[Stored entries]
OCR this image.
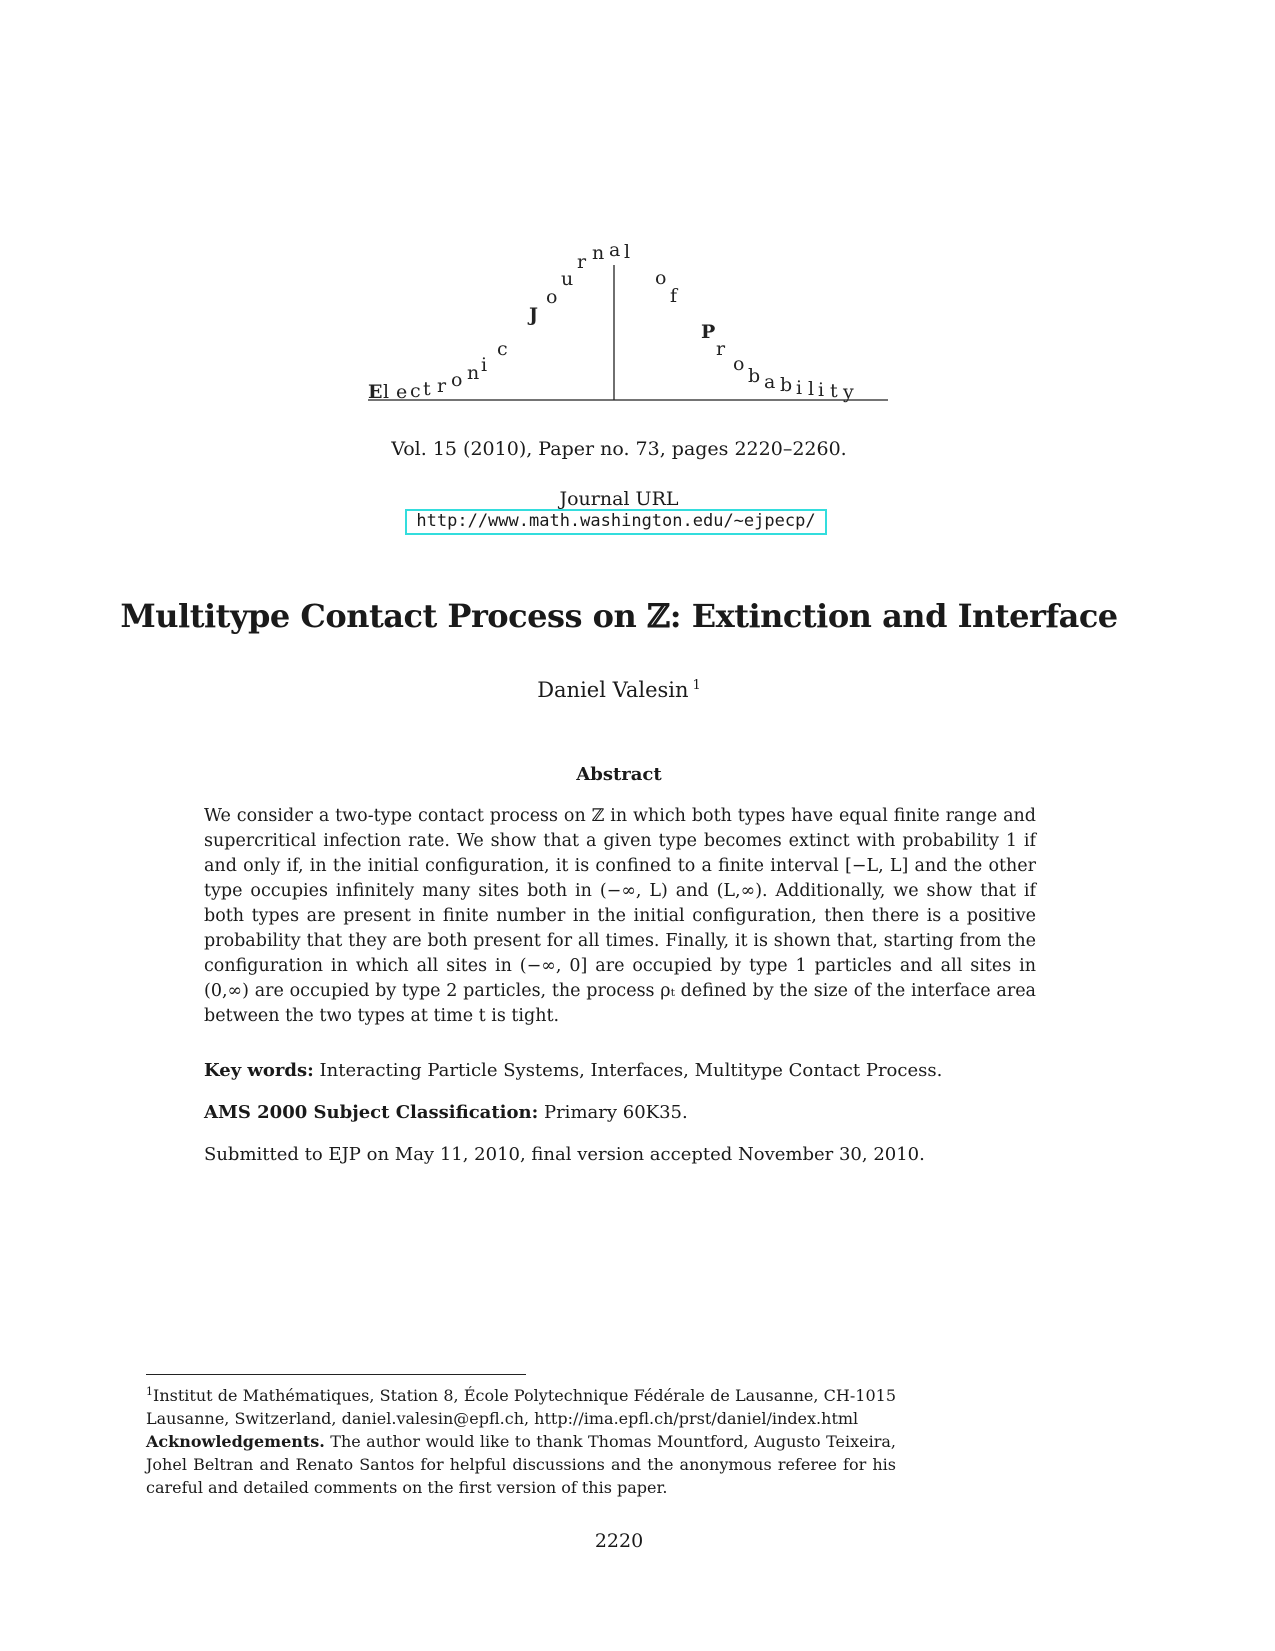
E l e c t r o n i
c
J
o
u
r n a l
o
f
P
r
o
b a b i l i t y
Vol. 15 (2010), Paper no. 73, pages 2220–2260.
Journal URL
http://www.math.washington.edu/~ejpecp/
Multitype Contact Process on ℤ: Extinction and Interface
Daniel Valesin $^1$
Abstract
We consider a two-type contact process on ℤ in which both types have equal finite range and supercritical infection rate. We show that a given type becomes extinct with probability 1 if and only if, in the initial configuration, it is confined to a finite interval [−L, L] and the other type occupies infinitely many sites both in (−∞, L) and (L,∞). Additionally, we show that if both types are present in finite number in the initial configuration, then there is a positive probability that they are both present for all times. Finally, it is shown that, starting from the configuration in which all sites in (−∞, 0] are occupied by type 1 particles and all sites in (0,∞) are occupied by type 2 particles, the process ρₜ defined by the size of the interface area between the two types at time t is tight.
Key words: Interacting Particle Systems, Interfaces, Multitype Contact Process.
AMS 2000 Subject Classification: Primary 60K35.
Submitted to EJP on May 11, 2010, final version accepted November 30, 2010.
$^1$Institut de Mathématiques, Station 8, École Polytechnique Fédérale de Lausanne, CH-1015 Lausanne, Switzerland, daniel.valesin@epfl.ch, http://ima.epfl.ch/prst/daniel/index.html
Acknowledgements. The author would like to thank Thomas Mountford, Augusto Teixeira, Johel Beltran and Renato Santos for helpful discussions and the anonymous referee for his careful and detailed comments on the first version of this paper.
2220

* **TASK DESCRIPTION**:
Do not include images; quote all of the entries above exactly.

* **ANSWER TO THIS EXERCISE**:
OCR this image.
E l e c t r o n i
c
J
o
u
r n a l
o
f
P
r
o
b a b i l i t y
Vol. 15 (2010), Paper no. 73, pages 2220–2260.
Journal URL
http://www.math.washington.edu/~ejpecp/
Multitype Contact Process on ℤ: Extinction and Interface
Daniel Valesin $^1$
Abstract
We consider a two-type contact process on ℤ in which both types have equal finite range and supercritical infection rate. We show that a given type becomes extinct with probability 1 if and only if, in the initial configuration, it is confined to a finite interval [−L, L] and the other type occupies infinitely many sites both in (−∞, L) and (L,∞). Additionally, we show that if both types are present in finite number in the initial configuration, then there is a positive probability that they are both present for all times. Finally, it is shown that, starting from the configuration in which all sites in (−∞, 0] are occupied by type 1 particles and all sites in (0,∞) are occupied by type 2 particles, the process ρₜ defined by the size of the interface area between the two types at time t is tight.
Key words: Interacting Particle Systems, Interfaces, Multitype Contact Process.
AMS 2000 Subject Classification: Primary 60K35.
Submitted to EJP on May 11, 2010, final version accepted November 30, 2010.
$^1$Institut de Mathématiques, Station 8, École Polytechnique Fédérale de Lausanne, CH-1015 Lausanne, Switzerland, daniel.valesin@epfl.ch, http://ima.epfl.ch/prst/daniel/index.html
Acknowledgements. The author would like to thank Thomas Mountford, Augusto Teixeira, Johel Beltran and Renato Santos for helpful discussions and the anonymous referee for his careful and detailed comments on the first version of this paper.
2220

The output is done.